Stored records
=-=-=

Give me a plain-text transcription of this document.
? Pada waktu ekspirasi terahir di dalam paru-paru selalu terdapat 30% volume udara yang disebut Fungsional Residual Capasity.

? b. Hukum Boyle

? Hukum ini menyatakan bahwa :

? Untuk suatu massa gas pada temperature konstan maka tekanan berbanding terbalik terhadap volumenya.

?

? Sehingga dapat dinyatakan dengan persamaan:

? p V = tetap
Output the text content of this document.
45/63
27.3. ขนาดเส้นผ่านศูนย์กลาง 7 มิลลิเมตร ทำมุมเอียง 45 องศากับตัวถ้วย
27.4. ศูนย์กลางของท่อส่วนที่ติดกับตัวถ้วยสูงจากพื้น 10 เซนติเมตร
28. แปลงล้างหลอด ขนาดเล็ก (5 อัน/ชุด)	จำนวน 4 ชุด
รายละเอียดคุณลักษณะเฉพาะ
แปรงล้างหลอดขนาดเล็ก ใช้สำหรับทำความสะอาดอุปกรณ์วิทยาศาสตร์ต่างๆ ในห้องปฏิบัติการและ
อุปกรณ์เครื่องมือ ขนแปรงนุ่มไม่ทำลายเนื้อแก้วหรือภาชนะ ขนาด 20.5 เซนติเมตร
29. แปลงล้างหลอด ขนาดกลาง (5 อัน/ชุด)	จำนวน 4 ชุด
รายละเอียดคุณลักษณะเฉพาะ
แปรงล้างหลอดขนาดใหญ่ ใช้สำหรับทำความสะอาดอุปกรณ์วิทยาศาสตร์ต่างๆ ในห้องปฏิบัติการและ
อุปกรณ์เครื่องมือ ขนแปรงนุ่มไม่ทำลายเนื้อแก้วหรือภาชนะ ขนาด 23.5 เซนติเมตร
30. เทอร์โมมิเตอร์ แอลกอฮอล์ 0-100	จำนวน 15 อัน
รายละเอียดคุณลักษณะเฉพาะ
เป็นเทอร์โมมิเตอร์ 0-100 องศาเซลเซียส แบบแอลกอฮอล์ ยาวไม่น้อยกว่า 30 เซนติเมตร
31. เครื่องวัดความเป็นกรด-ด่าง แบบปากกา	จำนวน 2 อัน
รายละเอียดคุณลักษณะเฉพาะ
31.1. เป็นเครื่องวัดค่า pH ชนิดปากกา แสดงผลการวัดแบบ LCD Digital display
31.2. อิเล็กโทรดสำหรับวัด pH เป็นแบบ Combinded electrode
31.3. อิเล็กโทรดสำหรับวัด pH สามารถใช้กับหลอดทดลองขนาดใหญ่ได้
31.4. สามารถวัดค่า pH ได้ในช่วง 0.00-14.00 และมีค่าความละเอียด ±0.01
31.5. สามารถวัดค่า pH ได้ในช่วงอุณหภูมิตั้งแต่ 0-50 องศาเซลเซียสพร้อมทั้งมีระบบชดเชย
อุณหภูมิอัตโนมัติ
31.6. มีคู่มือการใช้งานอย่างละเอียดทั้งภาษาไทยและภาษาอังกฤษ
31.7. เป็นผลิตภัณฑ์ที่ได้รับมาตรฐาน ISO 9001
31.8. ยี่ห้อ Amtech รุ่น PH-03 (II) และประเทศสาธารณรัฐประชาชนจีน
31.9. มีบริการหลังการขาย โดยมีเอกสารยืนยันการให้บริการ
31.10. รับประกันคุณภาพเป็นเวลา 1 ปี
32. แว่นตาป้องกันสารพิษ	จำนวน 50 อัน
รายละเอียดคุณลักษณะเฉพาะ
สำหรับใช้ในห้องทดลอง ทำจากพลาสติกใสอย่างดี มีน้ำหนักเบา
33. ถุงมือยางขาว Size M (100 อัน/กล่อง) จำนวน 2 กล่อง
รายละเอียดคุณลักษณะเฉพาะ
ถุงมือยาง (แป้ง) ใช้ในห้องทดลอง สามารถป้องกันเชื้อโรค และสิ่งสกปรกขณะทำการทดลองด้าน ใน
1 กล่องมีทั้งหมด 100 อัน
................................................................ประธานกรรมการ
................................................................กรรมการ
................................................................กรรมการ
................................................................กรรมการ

=-=-=

Repeat the material word for word, in full.

**Response below:**
Give me a plain-text transcription of this document.
? Pada waktu ekspirasi terahir di dalam paru-paru selalu terdapat 30% volume udara yang disebut Fungsional Residual Capasity.

? b. Hukum Boyle

? Hukum ini menyatakan bahwa :

? Untuk suatu massa gas pada temperature konstan maka tekanan berbanding terbalik terhadap volumenya.

?

? Sehingga dapat dinyatakan dengan persamaan:

? p V = tetap
Output the text content of this document.
45/63
27.3. ขนาดเส้นผ่านศูนย์กลาง 7 มิลลิเมตร ทำมุมเอียง 45 องศากับตัวถ้วย
27.4. ศูนย์กลางของท่อส่วนที่ติดกับตัวถ้วยสูงจากพื้น 10 เซนติเมตร
28. แปลงล้างหลอด ขนาดเล็ก (5 อัน/ชุด)	จำนวน 4 ชุด
รายละเอียดคุณลักษณะเฉพาะ
แปรงล้างหลอดขนาดเล็ก ใช้สำหรับทำความสะอาดอุปกรณ์วิทยาศาสตร์ต่างๆ ในห้องปฏิบัติการและ
อุปกรณ์เครื่องมือ ขนแปรงนุ่มไม่ทำลายเนื้อแก้วหรือภาชนะ ขนาด 20.5 เซนติเมตร
29. แปลงล้างหลอด ขนาดกลาง (5 อัน/ชุด)	จำนวน 4 ชุด
รายละเอียดคุณลักษณะเฉพาะ
แปรงล้างหลอดขนาดใหญ่ ใช้สำหรับทำความสะอาดอุปกรณ์วิทยาศาสตร์ต่างๆ ในห้องปฏิบัติการและ
อุปกรณ์เครื่องมือ ขนแปรงนุ่มไม่ทำลายเนื้อแก้วหรือภาชนะ ขนาด 23.5 เซนติเมตร
30. เทอร์โมมิเตอร์ แอลกอฮอล์ 0-100	จำนวน 15 อัน
รายละเอียดคุณลักษณะเฉพาะ
เป็นเทอร์โมมิเตอร์ 0-100 องศาเซลเซียส แบบแอลกอฮอล์ ยาวไม่น้อยกว่า 30 เซนติเมตร
31. เครื่องวัดความเป็นกรด-ด่าง แบบปากกา	จำนวน 2 อัน
รายละเอียดคุณลักษณะเฉพาะ
31.1. เป็นเครื่องวัดค่า pH ชนิดปากกา แสดงผลการวัดแบบ LCD Digital display
31.2. อิเล็กโทรดสำหรับวัด pH เป็นแบบ Combinded electrode
31.3. อิเล็กโทรดสำหรับวัด pH สามารถใช้กับหลอดทดลองขนาดใหญ่ได้
31.4. สามารถวัดค่า pH ได้ในช่วง 0.00-14.00 และมีค่าความละเอียด ±0.01
31.5. สามารถวัดค่า pH ได้ในช่วงอุณหภูมิตั้งแต่ 0-50 องศาเซลเซียสพร้อมทั้งมีระบบชดเชย
อุณหภูมิอัตโนมัติ
31.6. มีคู่มือการใช้งานอย่างละเอียดทั้งภาษาไทยและภาษาอังกฤษ
31.7. เป็นผลิตภัณฑ์ที่ได้รับมาตรฐาน ISO 9001
31.8. ยี่ห้อ Amtech รุ่น PH-03 (II) และประเทศสาธารณรัฐประชาชนจีน
31.9. มีบริการหลังการขาย โดยมีเอกสารยืนยันการให้บริการ
31.10. รับประกันคุณภาพเป็นเวลา 1 ปี
32. แว่นตาป้องกันสารพิษ	จำนวน 50 อัน
รายละเอียดคุณลักษณะเฉพาะ
สำหรับใช้ในห้องทดลอง ทำจากพลาสติกใสอย่างดี มีน้ำหนักเบา
33. ถุงมือยางขาว Size M (100 อัน/กล่อง) จำนวน 2 กล่อง
รายละเอียดคุณลักษณะเฉพาะ
ถุงมือยาง (แป้ง) ใช้ในห้องทดลอง สามารถป้องกันเชื้อโรค และสิ่งสกปรกขณะทำการทดลองด้าน ใน
1 กล่องมีทั้งหมด 100 อัน
................................................................ประธานกรรมการ
................................................................กรรมการ
................................................................กรรมการ
................................................................กรรมการ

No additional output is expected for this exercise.